_YOUR GOAL_
Can you write out the whole listing exactly?

Data items:
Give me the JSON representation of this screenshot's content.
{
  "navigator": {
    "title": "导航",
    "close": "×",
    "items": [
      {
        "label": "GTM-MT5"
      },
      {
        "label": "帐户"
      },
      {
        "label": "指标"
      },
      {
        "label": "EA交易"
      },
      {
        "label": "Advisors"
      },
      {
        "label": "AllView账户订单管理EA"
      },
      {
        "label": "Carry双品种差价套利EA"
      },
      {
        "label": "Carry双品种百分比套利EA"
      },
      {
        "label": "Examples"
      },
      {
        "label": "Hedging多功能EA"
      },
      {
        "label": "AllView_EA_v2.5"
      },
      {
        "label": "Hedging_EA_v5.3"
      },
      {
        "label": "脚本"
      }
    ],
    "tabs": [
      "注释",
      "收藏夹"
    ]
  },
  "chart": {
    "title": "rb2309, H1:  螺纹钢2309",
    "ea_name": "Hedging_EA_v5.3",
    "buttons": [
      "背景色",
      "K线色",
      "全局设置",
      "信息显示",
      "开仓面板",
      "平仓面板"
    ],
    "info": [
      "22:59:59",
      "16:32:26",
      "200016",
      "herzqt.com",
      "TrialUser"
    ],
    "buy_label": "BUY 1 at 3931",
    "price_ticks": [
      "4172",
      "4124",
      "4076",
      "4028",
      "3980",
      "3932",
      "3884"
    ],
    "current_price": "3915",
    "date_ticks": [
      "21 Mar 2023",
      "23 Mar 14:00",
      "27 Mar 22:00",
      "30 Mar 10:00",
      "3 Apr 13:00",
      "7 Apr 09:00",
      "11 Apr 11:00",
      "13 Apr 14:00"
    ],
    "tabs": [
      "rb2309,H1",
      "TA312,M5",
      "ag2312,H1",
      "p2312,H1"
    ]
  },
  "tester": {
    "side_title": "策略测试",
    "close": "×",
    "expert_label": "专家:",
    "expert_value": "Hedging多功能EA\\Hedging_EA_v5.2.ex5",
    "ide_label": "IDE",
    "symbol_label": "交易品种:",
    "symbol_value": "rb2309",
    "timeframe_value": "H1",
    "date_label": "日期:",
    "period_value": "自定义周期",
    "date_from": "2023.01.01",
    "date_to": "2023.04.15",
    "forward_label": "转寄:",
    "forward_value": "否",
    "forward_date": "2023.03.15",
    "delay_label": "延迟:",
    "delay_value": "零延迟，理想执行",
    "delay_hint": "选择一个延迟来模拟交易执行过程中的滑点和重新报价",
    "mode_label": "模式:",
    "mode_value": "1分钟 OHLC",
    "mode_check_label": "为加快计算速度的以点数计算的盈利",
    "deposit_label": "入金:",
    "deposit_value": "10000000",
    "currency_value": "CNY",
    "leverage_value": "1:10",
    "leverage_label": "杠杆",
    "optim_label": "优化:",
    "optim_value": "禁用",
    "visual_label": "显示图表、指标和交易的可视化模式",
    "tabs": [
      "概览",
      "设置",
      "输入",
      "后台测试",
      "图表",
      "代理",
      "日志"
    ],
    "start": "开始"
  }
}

_TASK SOLUTION_
Give me the JSON representation of this screenshot's content.
{
  "navigator": {
    "title": "导航",
    "close": "×",
    "items": [
      {
        "label": "GTM-MT5"
      },
      {
        "label": "帐户"
      },
      {
        "label": "指标"
      },
      {
        "label": "EA交易"
      },
      {
        "label": "Advisors"
      },
      {
        "label": "AllView账户订单管理EA"
      },
      {
        "label": "Carry双品种差价套利EA"
      },
      {
        "label": "Carry双品种百分比套利EA"
      },
      {
        "label": "Examples"
      },
      {
        "label": "Hedging多功能EA"
      },
      {
        "label": "AllView_EA_v2.5"
      },
      {
        "label": "Hedging_EA_v5.3"
      },
      {
        "label": "脚本"
      }
    ],
    "tabs": [
      "注释",
      "收藏夹"
    ]
  },
  "chart": {
    "title": "rb2309, H1:  螺纹钢2309",
    "ea_name": "Hedging_EA_v5.3",
    "buttons": [
      "背景色",
      "K线色",
      "全局设置",
      "信息显示",
      "开仓面板",
      "平仓面板"
    ],
    "info": [
      "22:59:59",
      "16:32:26",
      "200016",
      "herzqt.com",
      "TrialUser"
    ],
    "buy_label": "BUY 1 at 3931",
    "price_ticks": [
      "4172",
      "4124",
      "4076",
      "4028",
      "3980",
      "3932",
      "3884"
    ],
    "current_price": "3915",
    "date_ticks": [
      "21 Mar 2023",
      "23 Mar 14:00",
      "27 Mar 22:00",
      "30 Mar 10:00",
      "3 Apr 13:00",
      "7 Apr 09:00",
      "11 Apr 11:00",
      "13 Apr 14:00"
    ],
    "tabs": [
      "rb2309,H1",
      "TA312,M5",
      "ag2312,H1",
      "p2312,H1"
    ]
  },
  "tester": {
    "side_title": "策略测试",
    "close": "×",
    "expert_label": "专家:",
    "expert_value": "Hedging多功能EA\\Hedging_EA_v5.2.ex5",
    "ide_label": "IDE",
    "symbol_label": "交易品种:",
    "symbol_value": "rb2309",
    "timeframe_value": "H1",
    "date_label": "日期:",
    "period_value": "自定义周期",
    "date_from": "2023.01.01",
    "date_to": "2023.04.15",
    "forward_label": "转寄:",
    "forward_value": "否",
    "forward_date": "2023.03.15",
    "delay_label": "延迟:",
    "delay_value": "零延迟，理想执行",
    "delay_hint": "选择一个延迟来模拟交易执行过程中的滑点和重新报价",
    "mode_label": "模式:",
    "mode_value": "1分钟 OHLC",
    "mode_check_label": "为加快计算速度的以点数计算的盈利",
    "deposit_label": "入金:",
    "deposit_value": "10000000",
    "currency_value": "CNY",
    "leverage_value": "1:10",
    "leverage_label": "杠杆",
    "optim_label": "优化:",
    "optim_value": "禁用",
    "visual_label": "显示图表、指标和交易的可视化模式",
    "tabs": [
      "概览",
      "设置",
      "输入",
      "后台测试",
      "图表",
      "代理",
      "日志"
    ],
    "start": "开始"
  }
}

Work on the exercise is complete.